■ REQUEST
Reproduce the records below exactly, leaving out any pictures.
━━━━━━━━━━
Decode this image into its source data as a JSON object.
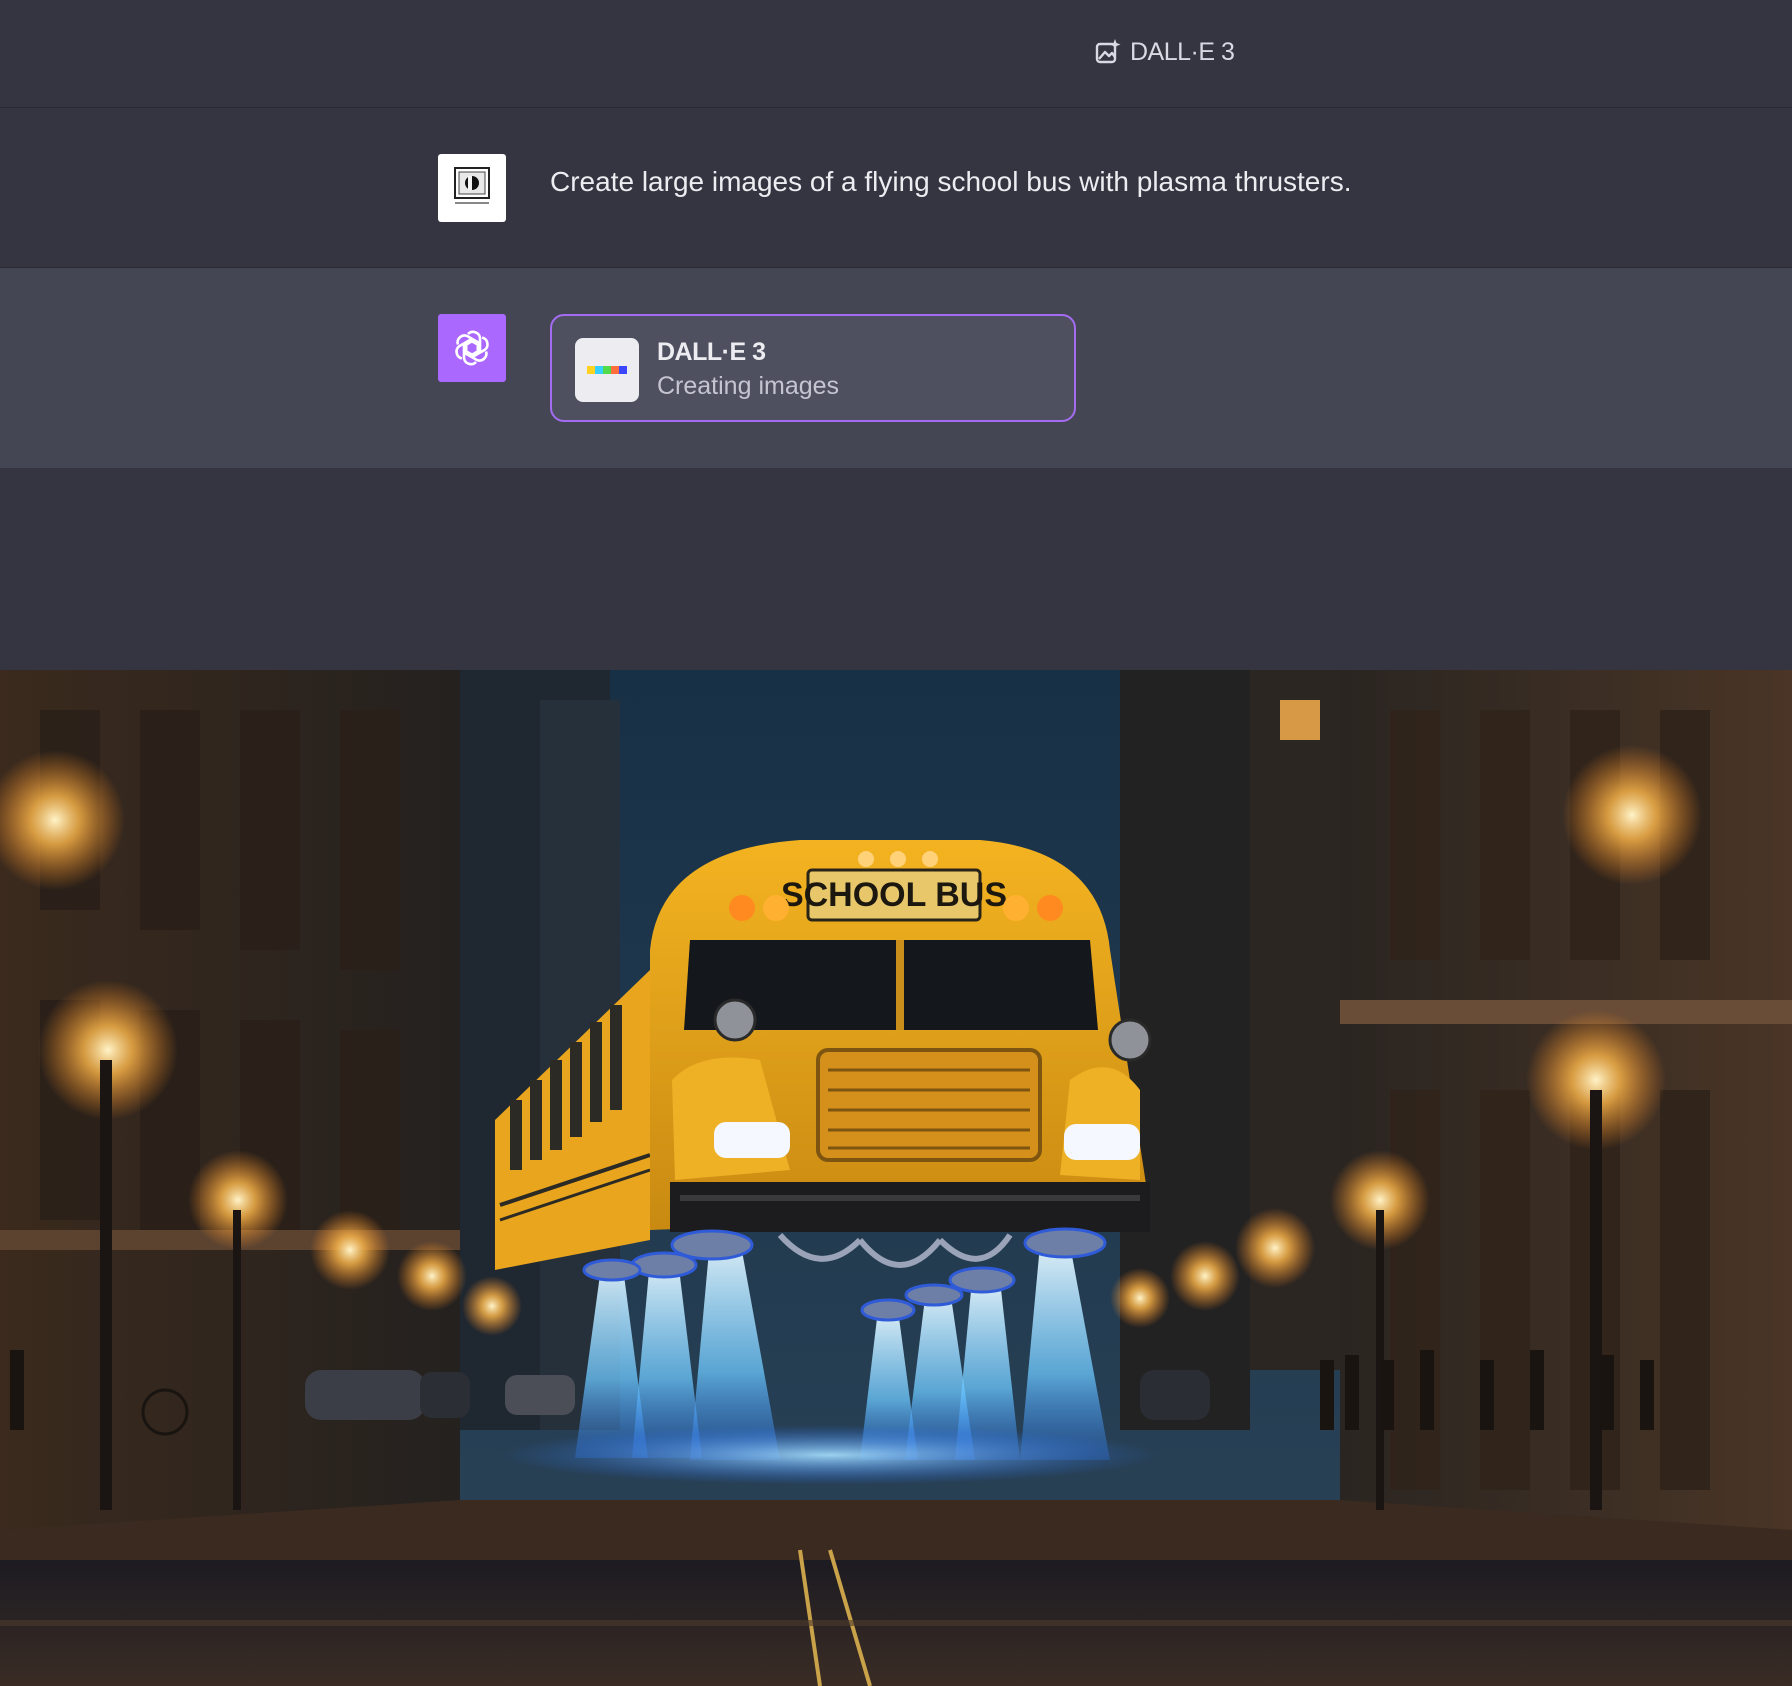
{
  "header": {
    "model_name": "DALL·E 3",
    "model_icon": "image-sparkle-icon"
  },
  "conversation": {
    "user_message": {
      "avatar": "user-avatar",
      "text": "Create large images of a flying school bus with plasma thrusters."
    },
    "assistant_message": {
      "avatar": "openai-logo-icon",
      "tool_call": {
        "name": "DALL·E 3",
        "status": "Creating images"
      }
    }
  },
  "generated_image": {
    "description_label": "",
    "bus_sign_text": "SCHOOL BUS"
  },
  "colors": {
    "background": "#343541",
    "assistant_background": "#444654",
    "accent": "#ab68ff",
    "card_border": "#a46cf0",
    "text": "#ececf1"
  }
}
━━━━━━━━━━
■ RESPONSE
Decode this image into its source data as a JSON object.
{
  "header": {
    "model_name": "DALL·E 3",
    "model_icon": "image-sparkle-icon"
  },
  "conversation": {
    "user_message": {
      "avatar": "user-avatar",
      "text": "Create large images of a flying school bus with plasma thrusters."
    },
    "assistant_message": {
      "avatar": "openai-logo-icon",
      "tool_call": {
        "name": "DALL·E 3",
        "status": "Creating images"
      }
    }
  },
  "generated_image": {
    "description_label": "",
    "bus_sign_text": "SCHOOL BUS"
  },
  "colors": {
    "background": "#343541",
    "assistant_background": "#444654",
    "accent": "#ab68ff",
    "card_border": "#a46cf0",
    "text": "#ececf1"
  }
}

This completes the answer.